— EXTRACT TO READ —
◆ ◆ ◆

Thriving as a digital publisher is a challenge anywhere, but those in lower-income countries and in repressive media environments face additional hurdles. A new report by the World Association of Newspapers and News Publishers (WAN-IFRA) looks at the experiences of 54 digital publishers in East Africa, South Africa, Jordan, Egypt, Palestine, the Philippines, Malaysia, Indonesia, Ecuador, Mexico, and Colombia, all of which were participants in the organization’s Strengthening Media and Society program.
The report, Unlocking Journalism Resilience, focuses on factors that contribute to resilience in these “flawed markets,” including:
- Networks and partnerships. Publishers reported that collaborations and professional networks helped them in many ways, but “some raised cautions that media organization networks were mostly from the authorities, or that insights from professional networks did not always permeate the entire organization.”
- Organizational operations. Many said they used analytics for real-time feedback. The report notes: “Three publishers reported the positive impact of installing monitors showing story performance statistics to inform journalists about which stories were being most read. The public display allowed journalists to see story performance in real time, select headlines, performance by subject and writer, audience engagement and retention.” And in the Philippines, “Newsline.ph had tied the revenue plan directly to place-based metrics which are used to indicate to potential advertisers reach and impact.” Meanwhile, convergence between print and online (or radio and online) occurred at varied paces, with some outlets creating special labs to innovate in digital storytelling.

◆ ◆ ◆

Region boundary data
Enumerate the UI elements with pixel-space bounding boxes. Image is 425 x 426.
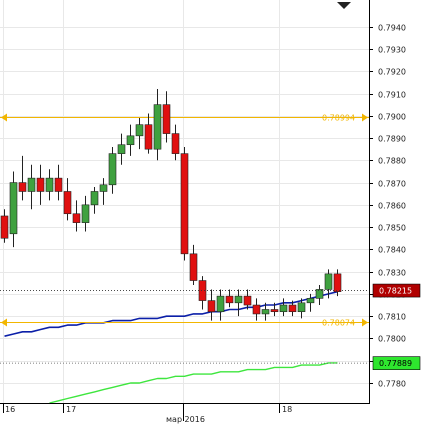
- candle-body-bull: [135, 124, 144, 137]
- candle-body-bear: [0, 215, 9, 239]
- price-tick-label: 0.7910: [378, 91, 406, 100]
- green-moving-average: [49, 362, 338, 404]
- candle-body-bear: [207, 300, 216, 313]
- price-tick-label: 0.7870: [378, 180, 406, 189]
- price-tick-label: 0.7780: [378, 380, 406, 389]
- time-label: 16: [5, 405, 15, 414]
- candle-body-bull: [108, 153, 117, 186]
- candles: [0, 89, 342, 321]
- blue-ma-line: [4, 290, 338, 337]
- level-line-left-arrow-icon: [1, 113, 7, 122]
- price-tick-label: 0.7880: [378, 157, 406, 166]
- candle-body-bear: [72, 213, 81, 223]
- indicator-price-tag: [372, 356, 421, 370]
- candle-body-bull: [117, 144, 126, 154]
- price-tick-label: 0.7850: [378, 224, 406, 233]
- price-tick-label: 0.7940: [378, 24, 406, 33]
- candle-body-bull: [315, 289, 324, 299]
- chart-menu-arrow-icon[interactable]: [337, 2, 351, 9]
- candle-body-bull: [153, 104, 162, 150]
- candle-body-bull: [261, 309, 270, 315]
- candle-body-bull: [126, 135, 135, 146]
- candle-body-bull: [234, 295, 243, 304]
- candle-body-bear: [171, 133, 180, 154]
- candle-body-bull: [99, 184, 108, 192]
- candle-body-bear: [144, 124, 153, 150]
- level-line-right-arrow-icon: [362, 318, 368, 327]
- candle-body-bear: [54, 177, 63, 192]
- candle-body-bear: [252, 304, 261, 315]
- candle-body-bull: [90, 191, 99, 206]
- candle-body-bear: [333, 273, 342, 292]
- price-tick-label: 0.7800: [378, 335, 406, 344]
- candle-body-bear: [270, 309, 279, 313]
- blue-moving-average: [4, 290, 338, 337]
- candle-body-bear: [63, 191, 72, 215]
- level-line-label: 0.78994: [322, 114, 355, 123]
- candle-body-bull: [216, 295, 225, 313]
- level-line-right-arrow-icon: [362, 113, 368, 122]
- candle-body-bear: [18, 182, 27, 192]
- price-tick-label: 0.7860: [378, 202, 406, 211]
- candle-body-bear: [162, 104, 171, 134]
- current-price-tag: [372, 283, 421, 298]
- price-tick-label: 0.7920: [378, 68, 406, 77]
- candle-body-bear: [189, 253, 198, 281]
- price-tick-label: 0.7810: [378, 313, 406, 322]
- candle-body-bull: [279, 304, 288, 313]
- candle-body-bull: [9, 182, 18, 235]
- candle-body-bear: [36, 177, 45, 192]
- axes: [0, 0, 370, 404]
- price-tag-label: 0.77889: [379, 359, 412, 368]
- price-tick-label: 0.7890: [378, 135, 406, 144]
- candle-body-bear: [225, 295, 234, 304]
- price-tick-label: 0.7840: [378, 246, 406, 255]
- price-tag-label: 0.78215: [379, 287, 412, 296]
- price-tick-label: 0.7830: [378, 269, 406, 278]
- candle-body-bear: [180, 153, 189, 255]
- level-line-left-arrow-icon: [1, 318, 7, 327]
- candle-body-bear: [243, 295, 252, 306]
- candle-body-bull: [324, 273, 333, 290]
- time-label: 17: [66, 405, 76, 414]
- candle-body-bull: [297, 302, 306, 313]
- price-tags: 0.78215 0.77889: [0, 283, 421, 370]
- level-line-label: 0.78074: [322, 319, 355, 328]
- candle-body-bull: [27, 177, 36, 192]
- candle-body-bull: [45, 177, 54, 192]
- candle-body-bull: [81, 204, 90, 223]
- price-tick-label: 0.7900: [378, 113, 406, 122]
- candle-body-bull: [306, 298, 315, 304]
- price-tick-label: 0.7930: [378, 46, 406, 55]
- candle-body-bear: [288, 304, 297, 313]
- time-label: 18: [282, 405, 292, 414]
- green-ma-line: [49, 362, 338, 404]
- horizontal-level-lines[interactable]: 0.78994 0.78074: [0, 113, 369, 328]
- time-axis: 16 17 мар 2016 18: [3, 403, 292, 424]
- time-label: мар 2016: [166, 415, 205, 424]
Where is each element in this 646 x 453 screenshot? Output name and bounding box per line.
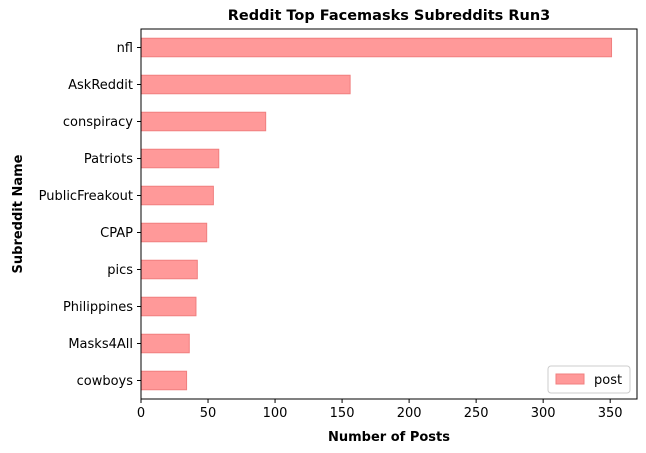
- bar-conspiracy: [140, 111, 267, 132]
- y-axis-title: Subreddit Name: [11, 154, 26, 273]
- bar-Philippines: [140, 296, 197, 317]
- bar-nfl: [140, 37, 613, 58]
- chart-title: Reddit Top Facemasks Subreddits Run3: [228, 8, 551, 24]
- y-tick-label: pics: [107, 263, 133, 278]
- x-tick-label: 0: [137, 406, 145, 421]
- bar-Masks4All: [140, 333, 190, 354]
- x-tick-label: 200: [397, 406, 422, 421]
- y-tick-label: PublicFreakout: [39, 189, 133, 204]
- legend-swatch: [555, 373, 585, 385]
- y-tick-label: Philippines: [63, 300, 133, 315]
- x-tick-label: 150: [330, 406, 355, 421]
- plot-frame: [140, 28, 638, 400]
- legend-box: [547, 365, 631, 394]
- bar-pics: [140, 259, 198, 280]
- x-tick-label: 100: [263, 406, 288, 421]
- x-tick-label: 300: [531, 406, 556, 421]
- x-ticks: 0 50 100 150 200 250 300 350: [137, 399, 623, 421]
- y-tick-label: conspiracy: [63, 115, 133, 130]
- y-tick-label: cowboys: [77, 374, 134, 389]
- x-axis-title: Number of Posts: [328, 430, 450, 445]
- bar-AskReddit: [140, 74, 351, 95]
- x-tick-label: 350: [598, 406, 623, 421]
- bar-CPAP: [140, 222, 208, 243]
- bar-PublicFreakout: [140, 185, 214, 206]
- x-tick-label: 250: [464, 406, 489, 421]
- bar-cowboys: [140, 370, 188, 391]
- y-tick-label: Patriots: [84, 152, 133, 167]
- y-tick-label: Masks4All: [68, 337, 133, 352]
- y-tick-label: AskReddit: [68, 78, 133, 93]
- legend: post: [547, 365, 631, 394]
- x-tick-label: 50: [200, 406, 217, 421]
- y-tick-label: nfl: [117, 41, 133, 56]
- bars-layer: [140, 37, 613, 391]
- y-ticks: nfl AskReddit conspiracy Patriots PublicFrea…: [39, 41, 141, 389]
- y-tick-label: CPAP: [100, 226, 133, 241]
- legend-label: post: [594, 373, 622, 388]
- bar-Patriots: [140, 148, 220, 169]
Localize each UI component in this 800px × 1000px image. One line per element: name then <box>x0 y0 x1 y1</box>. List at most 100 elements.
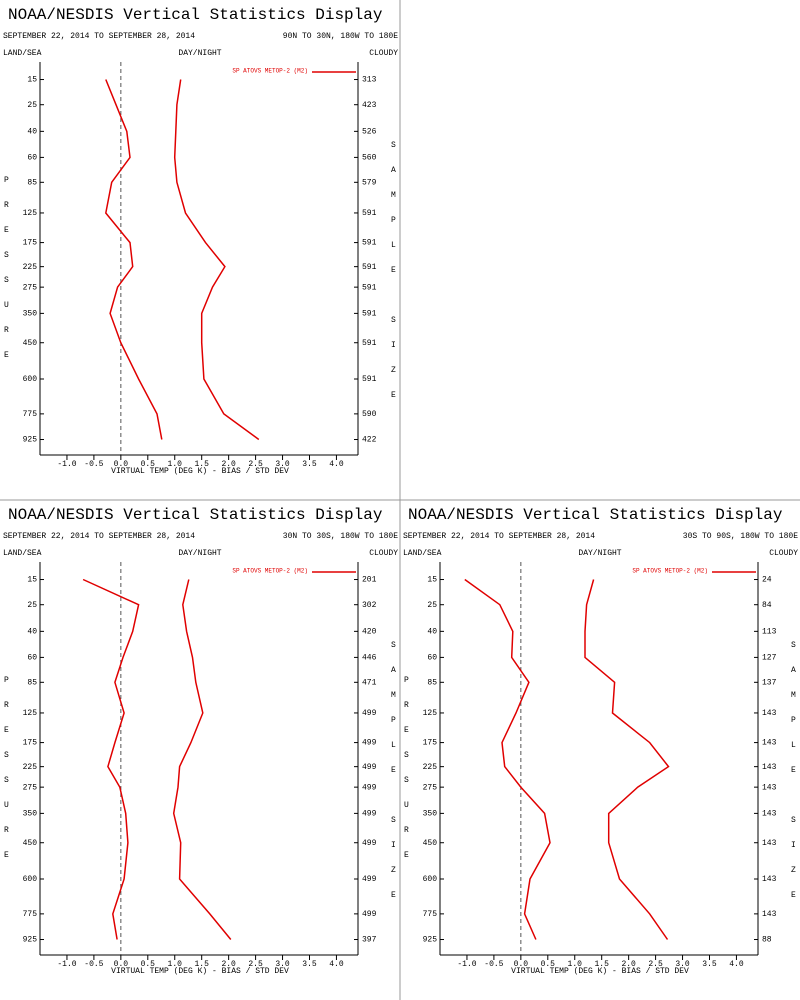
sample-size-label: 579 <box>362 178 377 187</box>
sample-size-label: 422 <box>362 436 377 445</box>
y-tick-label: 175 <box>423 739 438 748</box>
x-tick-label: 3.5 <box>302 960 317 969</box>
x-tick-label: 0.0 <box>114 460 129 469</box>
filter-label: LAND/SEA <box>3 549 42 558</box>
filter-label: CLOUDY <box>369 549 398 558</box>
panel: NOAA/NESDIS Vertical Statistics Display S… <box>2 506 398 976</box>
sample-size-label: 143 <box>762 910 777 919</box>
sample-size-label: 84 <box>762 601 772 610</box>
y-tick-label: 275 <box>423 783 438 792</box>
x-tick-label: 4.0 <box>729 960 744 969</box>
y-tick-label: 225 <box>23 263 38 272</box>
y-tick-label: 450 <box>23 839 38 848</box>
sample-size-label: 560 <box>362 154 377 163</box>
y-tick-label: 25 <box>27 601 37 610</box>
sample-size-label: 143 <box>762 739 777 748</box>
y2-axis-label: SAMPLE SIZE <box>389 141 398 416</box>
y-tick-label: 350 <box>23 809 38 818</box>
y-tick-label: 225 <box>23 763 38 772</box>
sample-size-label: 143 <box>762 763 777 772</box>
x-tick-label: 0.5 <box>541 960 556 969</box>
region: 90N TO 30N, 180W TO 180E <box>283 32 398 41</box>
sample-size-label: 471 <box>362 678 377 687</box>
legend-label: SP ATOVS METOP-2 (M2) <box>232 568 308 575</box>
x-tick-label: 1.5 <box>194 460 209 469</box>
sample-size-label: 591 <box>362 209 377 218</box>
x-tick-label: 2.0 <box>221 460 236 469</box>
sample-size-label: 143 <box>762 783 777 792</box>
sample-size-label: 499 <box>362 709 377 718</box>
sample-size-label: 591 <box>362 263 377 272</box>
x-tick-label: 3.5 <box>702 960 717 969</box>
y-tick-label: 85 <box>427 678 437 687</box>
x-tick-label: 0.0 <box>514 960 529 969</box>
y-tick-label: 15 <box>427 576 437 585</box>
panel-title: NOAA/NESDIS Vertical Statistics Display <box>408 506 783 524</box>
sample-size-label: 591 <box>362 283 377 292</box>
sample-size-label: 127 <box>762 654 777 663</box>
x-tick-label: 4.0 <box>329 460 344 469</box>
x-tick-label: 1.0 <box>568 960 583 969</box>
sample-size-label: 499 <box>362 763 377 772</box>
x-tick-label: 3.0 <box>675 960 690 969</box>
sample-size-label: 499 <box>362 875 377 884</box>
bias-line <box>464 578 551 940</box>
y-tick-label: 775 <box>423 910 438 919</box>
y-tick-label: 600 <box>23 375 38 384</box>
std-dev-line <box>172 579 232 940</box>
sample-size-label: 420 <box>362 627 377 636</box>
x-tick-label: -1.0 <box>57 460 76 469</box>
y-tick-label: 350 <box>23 309 38 318</box>
y-tick-label: 600 <box>23 875 38 884</box>
y-tick-label: 225 <box>423 763 438 772</box>
x-tick-label: 2.5 <box>648 960 663 969</box>
sample-size-label: 499 <box>362 783 377 792</box>
panel-title: NOAA/NESDIS Vertical Statistics Display <box>8 6 383 24</box>
sample-size-label: 499 <box>362 839 377 848</box>
y-tick-label: 925 <box>23 436 38 445</box>
sample-size-label: 591 <box>362 339 377 348</box>
y-axis-label: PRESSURE <box>402 676 411 876</box>
x-tick-label: -0.5 <box>84 460 103 469</box>
sample-size-label: 201 <box>362 576 377 585</box>
period: SEPTEMBER 22, 2014 TO SEPTEMBER 28, 2014 <box>3 532 195 541</box>
sample-size-label: 526 <box>362 127 377 136</box>
period: SEPTEMBER 22, 2014 TO SEPTEMBER 28, 2014 <box>403 532 595 541</box>
panel-title: NOAA/NESDIS Vertical Statistics Display <box>8 506 383 524</box>
y-tick-label: 15 <box>27 576 37 585</box>
x-tick-label: 3.0 <box>275 460 290 469</box>
y-tick-label: 175 <box>23 739 38 748</box>
sample-size-label: 143 <box>762 709 777 718</box>
x-tick-label: 3.5 <box>302 460 317 469</box>
y2-axis-label: SAMPLE SIZE <box>789 641 798 916</box>
y2-axis-label: SAMPLE SIZE <box>389 641 398 916</box>
y-tick-label: 85 <box>27 678 37 687</box>
sample-size-label: 137 <box>762 678 777 687</box>
x-tick-label: 4.0 <box>329 960 344 969</box>
std-dev-line <box>584 579 670 940</box>
bias-line <box>104 79 163 440</box>
sample-size-label: 143 <box>762 875 777 884</box>
x-tick-label: 1.0 <box>168 960 183 969</box>
x-tick-label: -1.0 <box>457 960 476 969</box>
y-tick-label: 25 <box>427 601 437 610</box>
x-tick-label: 0.5 <box>141 460 156 469</box>
y-tick-label: 350 <box>423 809 438 818</box>
sample-size-label: 446 <box>362 654 377 663</box>
sample-size-label: 302 <box>362 601 377 610</box>
x-tick-label: 1.5 <box>594 960 609 969</box>
sample-size-label: 88 <box>762 936 772 945</box>
y-axis-label: PRESSURE <box>2 176 11 376</box>
sample-size-label: 143 <box>762 839 777 848</box>
x-tick-label: -0.5 <box>84 960 103 969</box>
sample-size-label: 591 <box>362 375 377 384</box>
sample-size-label: 499 <box>362 809 377 818</box>
y-tick-label: 125 <box>23 709 38 718</box>
sample-size-label: 313 <box>362 76 377 85</box>
y-tick-label: 450 <box>23 339 38 348</box>
x-tick-label: 2.5 <box>248 960 263 969</box>
filter-label: DAY/NIGHT <box>178 549 221 558</box>
y-tick-label: 775 <box>23 910 38 919</box>
y-tick-label: 925 <box>423 936 438 945</box>
y-tick-label: 600 <box>423 875 438 884</box>
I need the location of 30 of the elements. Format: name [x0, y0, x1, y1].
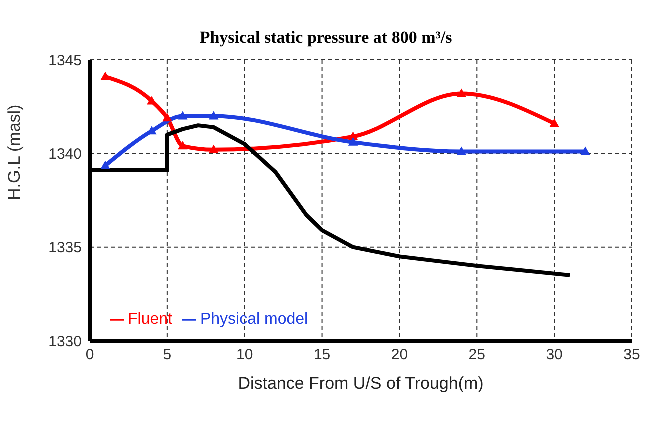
- point: [147, 96, 156, 105]
- point: [162, 114, 172, 122]
- x-tick-label: 15: [314, 346, 331, 364]
- x-tick-label: 5: [163, 346, 172, 364]
- x-tick-label: 30: [546, 346, 563, 364]
- point: [178, 142, 188, 150]
- x-axis-title: Distance From U/S of Trough(m): [238, 374, 484, 393]
- x-tick-label: 25: [468, 346, 486, 364]
- y-tick-label: 1335: [48, 240, 82, 257]
- point: [457, 89, 466, 98]
- point: [348, 138, 358, 146]
- point: [100, 72, 110, 80]
- legend-label: Fluent: [128, 311, 172, 328]
- y-axis-title: H.G.L (masl): [5, 104, 24, 200]
- chart-title: Physical static pressure at 800 m³/s: [198, 28, 454, 48]
- point: [581, 147, 590, 156]
- point: [209, 145, 218, 154]
- y-tick-label: 1345: [48, 52, 82, 70]
- point: [178, 112, 188, 120]
- x-tick-label: 0: [86, 346, 94, 364]
- y-tick-label: 1340: [48, 146, 82, 163]
- point: [209, 112, 218, 120]
- point: [457, 147, 466, 156]
- x-tick-label: 20: [391, 346, 408, 364]
- point: [550, 119, 560, 128]
- legend-label: Physical model: [200, 311, 308, 328]
- x-tick-label: 10: [236, 346, 254, 364]
- y-tick-label: 1330: [48, 333, 82, 350]
- point: [100, 161, 110, 170]
- x-tick-label: 35: [624, 346, 640, 364]
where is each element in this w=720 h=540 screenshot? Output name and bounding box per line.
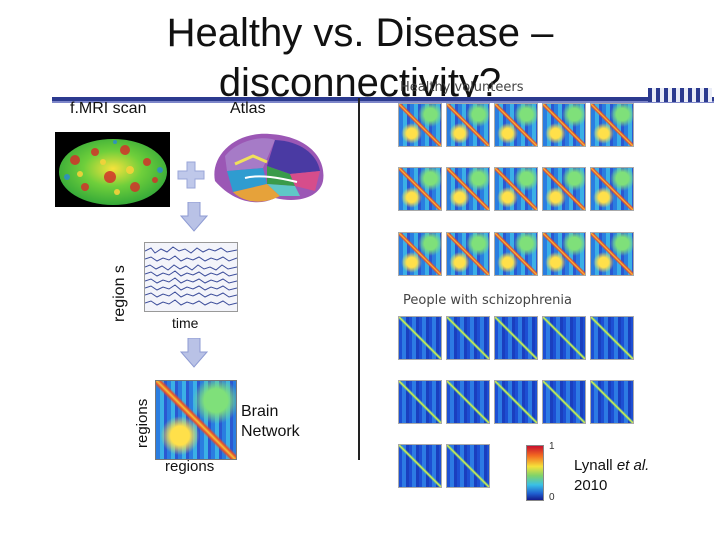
citation-etal: et al. bbox=[616, 457, 650, 474]
fmri-brain-image bbox=[55, 132, 170, 207]
header-rule bbox=[52, 97, 714, 101]
down-arrow-icon bbox=[179, 337, 209, 368]
schizophrenia-matrix bbox=[542, 316, 586, 360]
schizophrenia-matrix bbox=[446, 316, 490, 360]
healthy-matrix bbox=[446, 103, 490, 147]
healthy-matrix bbox=[494, 232, 538, 276]
divider bbox=[358, 98, 360, 460]
atlas-brain-image bbox=[205, 126, 330, 208]
plus-icon bbox=[176, 160, 206, 190]
schizophrenia-matrix bbox=[446, 380, 490, 424]
healthy-matrix bbox=[398, 232, 442, 276]
colorbar bbox=[526, 445, 544, 501]
header-rule-light bbox=[52, 101, 714, 103]
healthy-matrix bbox=[398, 167, 442, 211]
citation: Lynall et al. 2010 bbox=[574, 456, 684, 496]
healthy-matrix bbox=[542, 103, 586, 147]
healthy-matrix bbox=[446, 232, 490, 276]
time-axis-label: time bbox=[172, 315, 199, 331]
healthy-matrix bbox=[398, 103, 442, 147]
schizophrenia-matrix bbox=[398, 316, 442, 360]
schizophrenia-matrix bbox=[494, 316, 538, 360]
healthy-matrix bbox=[542, 232, 586, 276]
header-rule-pattern bbox=[648, 88, 712, 102]
healthy-matrix bbox=[590, 103, 634, 147]
brain-network-label: Brain Network bbox=[241, 403, 300, 440]
fmri-label: f.MRI scan bbox=[70, 100, 147, 117]
brain-network-matrix bbox=[155, 380, 237, 460]
healthy-matrix bbox=[542, 167, 586, 211]
citation-year: 2010 bbox=[574, 477, 608, 494]
regions-axis-label: region s bbox=[111, 265, 128, 322]
healthy-matrix bbox=[590, 167, 634, 211]
healthy-matrix bbox=[590, 232, 634, 276]
slide-title: Healthy vs. Disease – disconnectivity? bbox=[166, 11, 554, 105]
schizophrenia-matrix bbox=[446, 444, 490, 488]
schizophrenia-matrix bbox=[590, 380, 634, 424]
healthy-heading: Healthy volunteers bbox=[400, 80, 524, 95]
schizophrenia-matrix bbox=[398, 444, 442, 488]
colorbar-min-label: 0 bbox=[549, 492, 555, 503]
schizophrenia-matrix bbox=[590, 316, 634, 360]
down-arrow-icon bbox=[179, 201, 209, 232]
atlas-label: Atlas bbox=[230, 100, 266, 117]
healthy-matrix bbox=[446, 167, 490, 211]
matrix-vertical-label: regions bbox=[134, 398, 151, 448]
healthy-matrix bbox=[494, 103, 538, 147]
matrix-horizontal-label: regions bbox=[165, 458, 215, 475]
schizophrenia-matrix bbox=[542, 380, 586, 424]
citation-author: Lynall bbox=[574, 457, 617, 474]
colorbar-max-label: 1 bbox=[549, 441, 555, 452]
timeseries-plot bbox=[144, 242, 238, 312]
healthy-matrix bbox=[494, 167, 538, 211]
schizophrenia-heading: People with schizophrenia bbox=[403, 293, 572, 308]
schizophrenia-matrix bbox=[398, 380, 442, 424]
schizophrenia-matrix bbox=[494, 380, 538, 424]
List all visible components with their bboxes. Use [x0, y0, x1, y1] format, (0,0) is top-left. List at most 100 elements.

◆ ◆ ◆

— WHAT IS ASKED —
- 1) In the passage on digital publishers, what is the title of the WAN-IFRA report?
- 2) Reproduce the passage on digital publishers word for word, between "- Organizational operations." and "in digital storytelling.", inclusive.

— SET OF ANSWERS —
- 1) Unlocking Journalism Resilience

- 2)
- Organizational operations. Many said they used analytics for real-time feedback. The report notes: “Three publishers reported the positive impact of installing monitors showing story performance statistics to inform journalists about which stories were being most read. The public display allowed journalists to see story performance in real time, select headlines, performance by subject and writer, audience engagement and retention.” And in the Philippines, “Newsline.ph had tied the revenue plan directly to place-based metrics which are used to indicate to potential advertisers reach and impact.” Meanwhile, convergence between print and online (or radio and online) occurred at varied paces, with some outlets creating special labs to innovate in digital storytelling.